Repeat the material exactly as it appears.
::::
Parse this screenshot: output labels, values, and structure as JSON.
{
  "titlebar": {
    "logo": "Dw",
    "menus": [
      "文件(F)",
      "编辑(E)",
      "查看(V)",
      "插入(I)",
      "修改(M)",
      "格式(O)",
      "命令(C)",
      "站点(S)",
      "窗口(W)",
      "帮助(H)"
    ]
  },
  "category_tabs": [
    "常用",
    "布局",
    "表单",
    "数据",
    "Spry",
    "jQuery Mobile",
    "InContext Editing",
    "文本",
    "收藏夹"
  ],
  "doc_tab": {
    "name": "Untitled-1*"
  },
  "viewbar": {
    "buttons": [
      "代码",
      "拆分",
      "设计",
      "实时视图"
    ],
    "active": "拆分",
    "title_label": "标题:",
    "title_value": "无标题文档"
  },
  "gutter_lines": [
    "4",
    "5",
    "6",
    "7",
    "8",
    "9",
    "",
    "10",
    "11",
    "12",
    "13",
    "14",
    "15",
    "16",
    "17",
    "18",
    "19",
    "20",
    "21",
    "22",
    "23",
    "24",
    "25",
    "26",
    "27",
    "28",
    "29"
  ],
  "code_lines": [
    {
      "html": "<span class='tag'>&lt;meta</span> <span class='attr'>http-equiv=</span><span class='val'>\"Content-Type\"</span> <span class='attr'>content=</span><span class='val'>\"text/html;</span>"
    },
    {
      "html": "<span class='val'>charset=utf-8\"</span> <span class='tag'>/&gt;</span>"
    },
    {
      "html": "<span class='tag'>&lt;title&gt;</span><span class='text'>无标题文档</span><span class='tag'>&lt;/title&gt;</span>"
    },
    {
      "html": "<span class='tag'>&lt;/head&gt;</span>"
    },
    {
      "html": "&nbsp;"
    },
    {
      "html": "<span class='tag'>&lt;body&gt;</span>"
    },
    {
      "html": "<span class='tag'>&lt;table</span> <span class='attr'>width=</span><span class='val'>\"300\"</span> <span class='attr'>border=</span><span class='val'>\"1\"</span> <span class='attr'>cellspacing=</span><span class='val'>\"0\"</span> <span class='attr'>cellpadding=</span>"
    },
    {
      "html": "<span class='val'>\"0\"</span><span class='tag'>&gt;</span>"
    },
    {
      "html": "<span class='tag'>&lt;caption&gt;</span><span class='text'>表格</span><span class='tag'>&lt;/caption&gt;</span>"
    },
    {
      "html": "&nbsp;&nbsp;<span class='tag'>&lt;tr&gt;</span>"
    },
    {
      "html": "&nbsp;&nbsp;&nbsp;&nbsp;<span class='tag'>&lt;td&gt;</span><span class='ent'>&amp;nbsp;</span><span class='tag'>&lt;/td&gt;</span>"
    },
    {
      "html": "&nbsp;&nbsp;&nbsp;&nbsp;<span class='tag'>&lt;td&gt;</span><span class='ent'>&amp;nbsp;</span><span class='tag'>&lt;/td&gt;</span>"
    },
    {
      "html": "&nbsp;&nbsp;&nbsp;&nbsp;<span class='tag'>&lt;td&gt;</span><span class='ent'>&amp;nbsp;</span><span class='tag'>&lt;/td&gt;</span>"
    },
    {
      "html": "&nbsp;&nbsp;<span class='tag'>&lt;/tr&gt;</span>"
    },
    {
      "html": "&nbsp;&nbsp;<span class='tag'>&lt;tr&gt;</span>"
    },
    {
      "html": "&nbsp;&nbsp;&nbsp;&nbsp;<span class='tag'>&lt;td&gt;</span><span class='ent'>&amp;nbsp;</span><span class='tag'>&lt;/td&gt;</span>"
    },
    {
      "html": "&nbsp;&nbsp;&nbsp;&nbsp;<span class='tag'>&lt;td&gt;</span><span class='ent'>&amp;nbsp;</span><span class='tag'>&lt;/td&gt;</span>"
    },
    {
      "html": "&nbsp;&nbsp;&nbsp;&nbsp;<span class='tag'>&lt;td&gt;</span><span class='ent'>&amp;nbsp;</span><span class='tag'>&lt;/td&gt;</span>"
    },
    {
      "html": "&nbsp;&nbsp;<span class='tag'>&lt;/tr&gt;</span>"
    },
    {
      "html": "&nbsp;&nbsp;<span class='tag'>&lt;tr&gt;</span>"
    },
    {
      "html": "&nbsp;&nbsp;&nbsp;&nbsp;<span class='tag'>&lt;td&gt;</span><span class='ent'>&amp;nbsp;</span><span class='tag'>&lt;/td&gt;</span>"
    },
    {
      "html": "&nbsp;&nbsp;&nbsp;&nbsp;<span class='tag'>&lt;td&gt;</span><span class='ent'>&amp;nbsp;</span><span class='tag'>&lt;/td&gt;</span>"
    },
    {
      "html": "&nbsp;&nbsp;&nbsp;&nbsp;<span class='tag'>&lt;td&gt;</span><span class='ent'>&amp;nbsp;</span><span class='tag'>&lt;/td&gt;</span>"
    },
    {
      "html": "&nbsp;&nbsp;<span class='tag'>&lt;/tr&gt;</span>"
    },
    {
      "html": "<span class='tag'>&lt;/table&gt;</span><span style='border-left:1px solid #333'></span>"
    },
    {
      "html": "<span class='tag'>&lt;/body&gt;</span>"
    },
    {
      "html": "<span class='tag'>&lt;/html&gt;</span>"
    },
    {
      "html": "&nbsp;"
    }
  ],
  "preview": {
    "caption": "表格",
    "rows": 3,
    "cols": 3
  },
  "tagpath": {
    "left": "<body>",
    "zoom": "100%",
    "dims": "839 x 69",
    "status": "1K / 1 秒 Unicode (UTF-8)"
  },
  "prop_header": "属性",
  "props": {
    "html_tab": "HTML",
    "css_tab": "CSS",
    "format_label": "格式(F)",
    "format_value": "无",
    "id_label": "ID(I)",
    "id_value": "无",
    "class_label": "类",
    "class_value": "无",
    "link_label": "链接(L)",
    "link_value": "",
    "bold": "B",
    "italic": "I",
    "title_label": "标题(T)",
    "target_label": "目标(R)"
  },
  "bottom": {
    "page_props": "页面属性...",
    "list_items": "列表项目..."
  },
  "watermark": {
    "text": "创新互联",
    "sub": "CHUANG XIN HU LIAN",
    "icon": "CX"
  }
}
::::
• THE ANSWER:
Parse this screenshot: output labels, values, and structure as JSON.
{
  "titlebar": {
    "logo": "Dw",
    "menus": [
      "文件(F)",
      "编辑(E)",
      "查看(V)",
      "插入(I)",
      "修改(M)",
      "格式(O)",
      "命令(C)",
      "站点(S)",
      "窗口(W)",
      "帮助(H)"
    ]
  },
  "category_tabs": [
    "常用",
    "布局",
    "表单",
    "数据",
    "Spry",
    "jQuery Mobile",
    "InContext Editing",
    "文本",
    "收藏夹"
  ],
  "doc_tab": {
    "name": "Untitled-1*"
  },
  "viewbar": {
    "buttons": [
      "代码",
      "拆分",
      "设计",
      "实时视图"
    ],
    "active": "拆分",
    "title_label": "标题:",
    "title_value": "无标题文档"
  },
  "gutter_lines": [
    "4",
    "5",
    "6",
    "7",
    "8",
    "9",
    "",
    "10",
    "11",
    "12",
    "13",
    "14",
    "15",
    "16",
    "17",
    "18",
    "19",
    "20",
    "21",
    "22",
    "23",
    "24",
    "25",
    "26",
    "27",
    "28",
    "29"
  ],
  "code_lines": [
    {
      "html": "<span class='tag'>&lt;meta</span> <span class='attr'>http-equiv=</span><span class='val'>\"Content-Type\"</span> <span class='attr'>content=</span><span class='val'>\"text/html;</span>"
    },
    {
      "html": "<span class='val'>charset=utf-8\"</span> <span class='tag'>/&gt;</span>"
    },
    {
      "html": "<span class='tag'>&lt;title&gt;</span><span class='text'>无标题文档</span><span class='tag'>&lt;/title&gt;</span>"
    },
    {
      "html": "<span class='tag'>&lt;/head&gt;</span>"
    },
    {
      "html": "&nbsp;"
    },
    {
      "html": "<span class='tag'>&lt;body&gt;</span>"
    },
    {
      "html": "<span class='tag'>&lt;table</span> <span class='attr'>width=</span><span class='val'>\"300\"</span> <span class='attr'>border=</span><span class='val'>\"1\"</span> <span class='attr'>cellspacing=</span><span class='val'>\"0\"</span> <span class='attr'>cellpadding=</span>"
    },
    {
      "html": "<span class='val'>\"0\"</span><span class='tag'>&gt;</span>"
    },
    {
      "html": "<span class='tag'>&lt;caption&gt;</span><span class='text'>表格</span><span class='tag'>&lt;/caption&gt;</span>"
    },
    {
      "html": "&nbsp;&nbsp;<span class='tag'>&lt;tr&gt;</span>"
    },
    {
      "html": "&nbsp;&nbsp;&nbsp;&nbsp;<span class='tag'>&lt;td&gt;</span><span class='ent'>&amp;nbsp;</span><span class='tag'>&lt;/td&gt;</span>"
    },
    {
      "html": "&nbsp;&nbsp;&nbsp;&nbsp;<span class='tag'>&lt;td&gt;</span><span class='ent'>&amp;nbsp;</span><span class='tag'>&lt;/td&gt;</span>"
    },
    {
      "html": "&nbsp;&nbsp;&nbsp;&nbsp;<span class='tag'>&lt;td&gt;</span><span class='ent'>&amp;nbsp;</span><span class='tag'>&lt;/td&gt;</span>"
    },
    {
      "html": "&nbsp;&nbsp;<span class='tag'>&lt;/tr&gt;</span>"
    },
    {
      "html": "&nbsp;&nbsp;<span class='tag'>&lt;tr&gt;</span>"
    },
    {
      "html": "&nbsp;&nbsp;&nbsp;&nbsp;<span class='tag'>&lt;td&gt;</span><span class='ent'>&amp;nbsp;</span><span class='tag'>&lt;/td&gt;</span>"
    },
    {
      "html": "&nbsp;&nbsp;&nbsp;&nbsp;<span class='tag'>&lt;td&gt;</span><span class='ent'>&amp;nbsp;</span><span class='tag'>&lt;/td&gt;</span>"
    },
    {
      "html": "&nbsp;&nbsp;&nbsp;&nbsp;<span class='tag'>&lt;td&gt;</span><span class='ent'>&amp;nbsp;</span><span class='tag'>&lt;/td&gt;</span>"
    },
    {
      "html": "&nbsp;&nbsp;<span class='tag'>&lt;/tr&gt;</span>"
    },
    {
      "html": "&nbsp;&nbsp;<span class='tag'>&lt;tr&gt;</span>"
    },
    {
      "html": "&nbsp;&nbsp;&nbsp;&nbsp;<span class='tag'>&lt;td&gt;</span><span class='ent'>&amp;nbsp;</span><span class='tag'>&lt;/td&gt;</span>"
    },
    {
      "html": "&nbsp;&nbsp;&nbsp;&nbsp;<span class='tag'>&lt;td&gt;</span><span class='ent'>&amp;nbsp;</span><span class='tag'>&lt;/td&gt;</span>"
    },
    {
      "html": "&nbsp;&nbsp;&nbsp;&nbsp;<span class='tag'>&lt;td&gt;</span><span class='ent'>&amp;nbsp;</span><span class='tag'>&lt;/td&gt;</span>"
    },
    {
      "html": "&nbsp;&nbsp;<span class='tag'>&lt;/tr&gt;</span>"
    },
    {
      "html": "<span class='tag'>&lt;/table&gt;</span><span style='border-left:1px solid #333'></span>"
    },
    {
      "html": "<span class='tag'>&lt;/body&gt;</span>"
    },
    {
      "html": "<span class='tag'>&lt;/html&gt;</span>"
    },
    {
      "html": "&nbsp;"
    }
  ],
  "preview": {
    "caption": "表格",
    "rows": 3,
    "cols": 3
  },
  "tagpath": {
    "left": "<body>",
    "zoom": "100%",
    "dims": "839 x 69",
    "status": "1K / 1 秒 Unicode (UTF-8)"
  },
  "prop_header": "属性",
  "props": {
    "html_tab": "HTML",
    "css_tab": "CSS",
    "format_label": "格式(F)",
    "format_value": "无",
    "id_label": "ID(I)",
    "id_value": "无",
    "class_label": "类",
    "class_value": "无",
    "link_label": "链接(L)",
    "link_value": "",
    "bold": "B",
    "italic": "I",
    "title_label": "标题(T)",
    "target_label": "目标(R)"
  },
  "bottom": {
    "page_props": "页面属性...",
    "list_items": "列表项目..."
  },
  "watermark": {
    "text": "创新互联",
    "sub": "CHUANG XIN HU LIAN",
    "icon": "CX"
  }
}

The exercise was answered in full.